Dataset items
########

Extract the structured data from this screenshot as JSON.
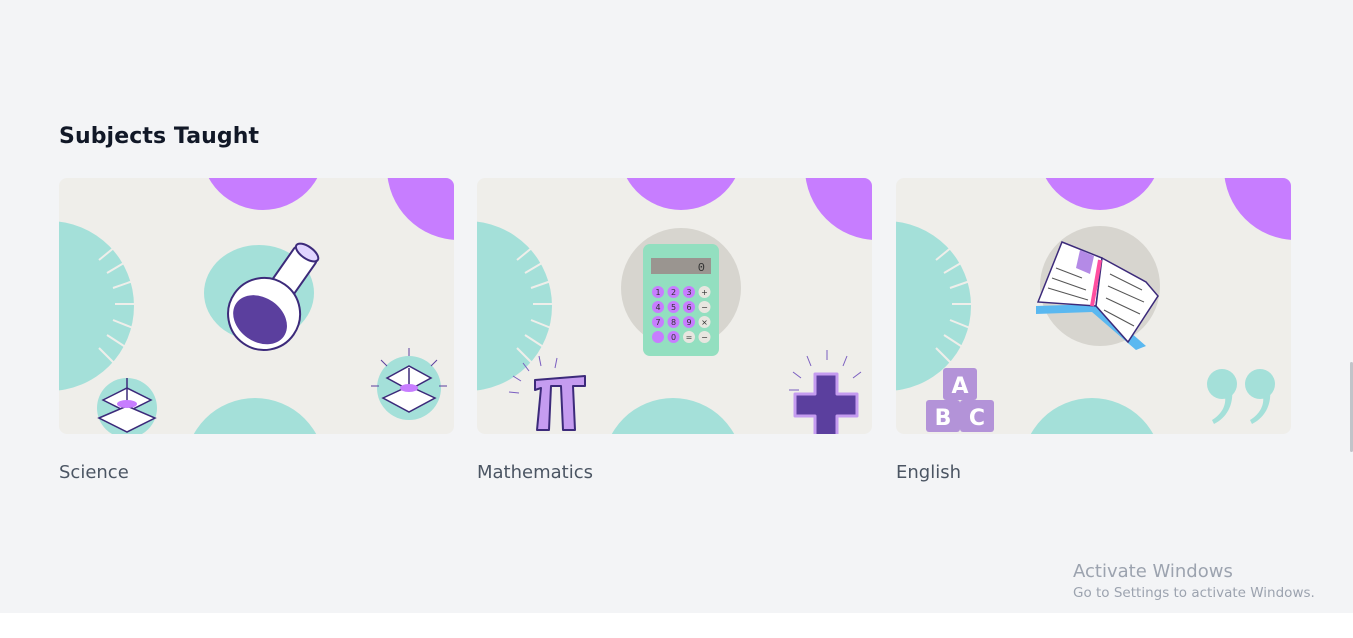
{
  "section": {
    "title": "Subjects Taught"
  },
  "subjects": [
    {
      "label": "Science",
      "icon": "flask-icon"
    },
    {
      "label": "Mathematics",
      "icon": "calculator-icon"
    },
    {
      "label": "English",
      "icon": "open-book-icon"
    }
  ],
  "math_card": {
    "calculator_display": "0",
    "calculator_keys": [
      "1",
      "2",
      "3",
      "+",
      "4",
      "5",
      "6",
      "−",
      "7",
      "8",
      "9",
      "×",
      "",
      "0",
      "=",
      "−"
    ]
  },
  "english_card": {
    "blocks": [
      "A",
      "B",
      "C"
    ]
  },
  "watermark": {
    "title": "Activate Windows",
    "subtitle": "Go to Settings to activate Windows."
  },
  "colors": {
    "purple": "#c77dff",
    "teal": "#a4e0d9",
    "card_bg": "#efeeea",
    "dark_purple": "#5b3f9e",
    "page_bg": "#f3f4f6"
  }
}
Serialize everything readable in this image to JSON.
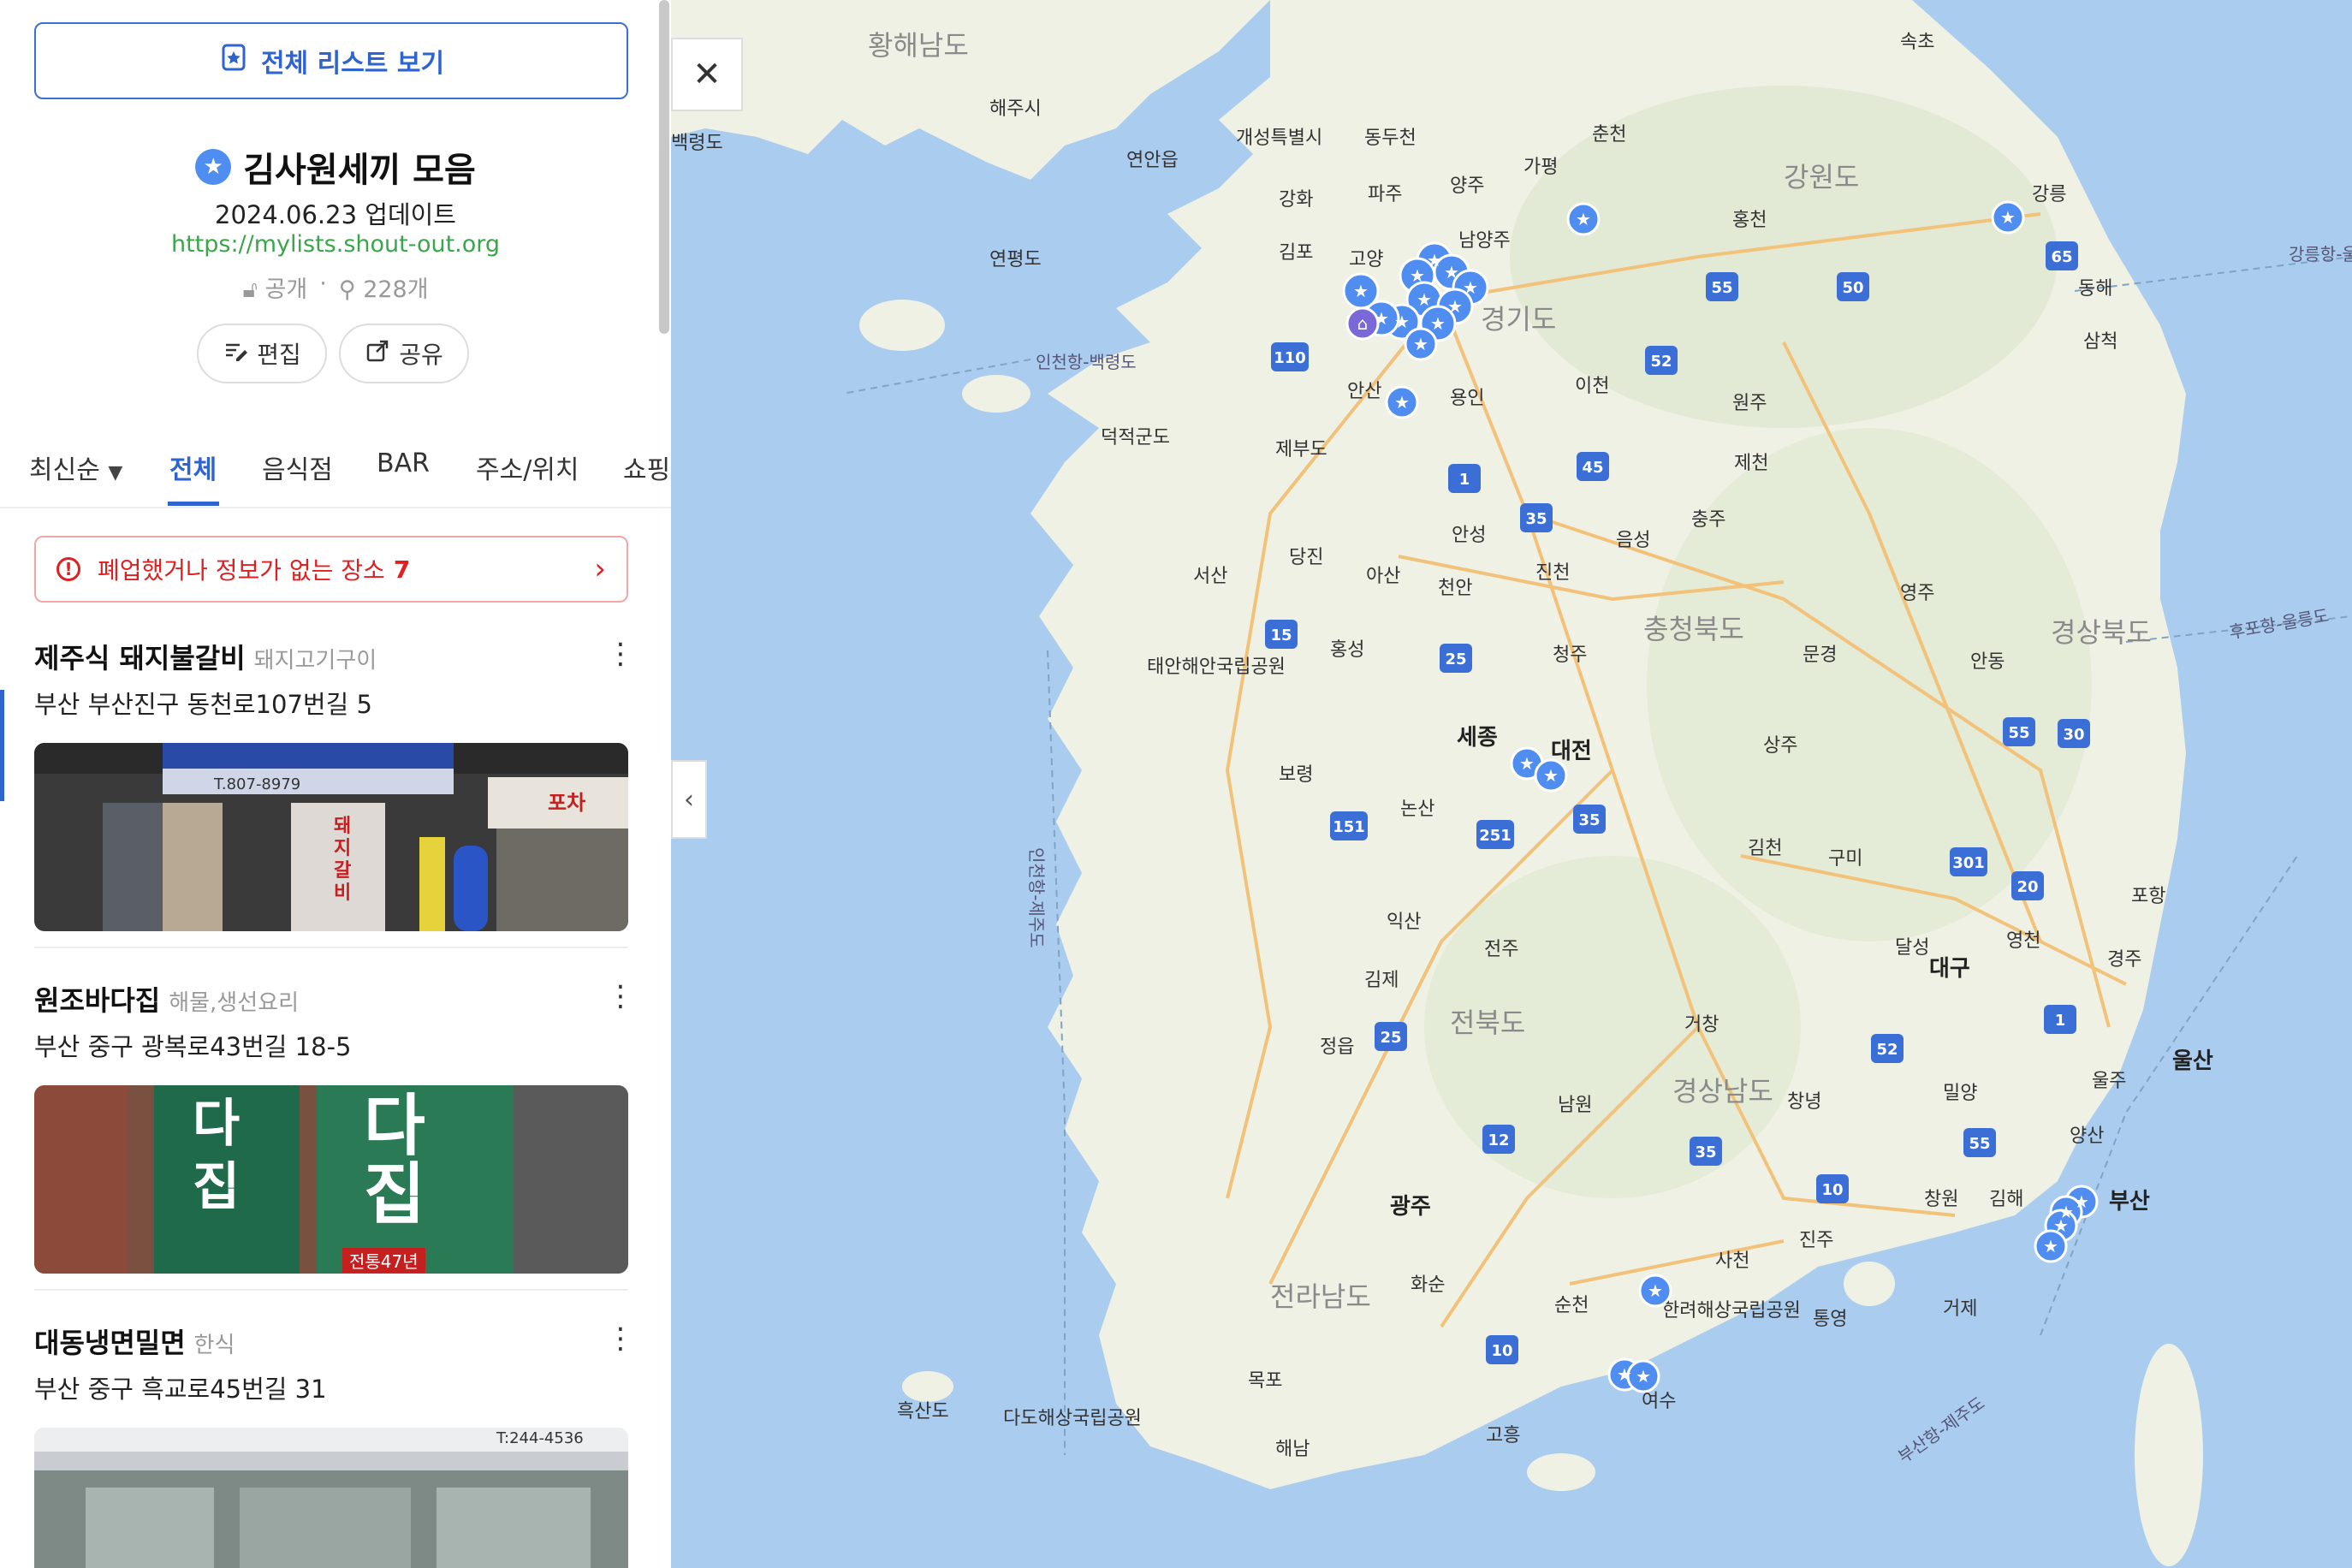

########

[Problem description] Copy every line of the records above that holds the word "JSON".

[The answer]
Extract the structured data from this screenshot as JSON.
Serialize everything readable in this image to JSON.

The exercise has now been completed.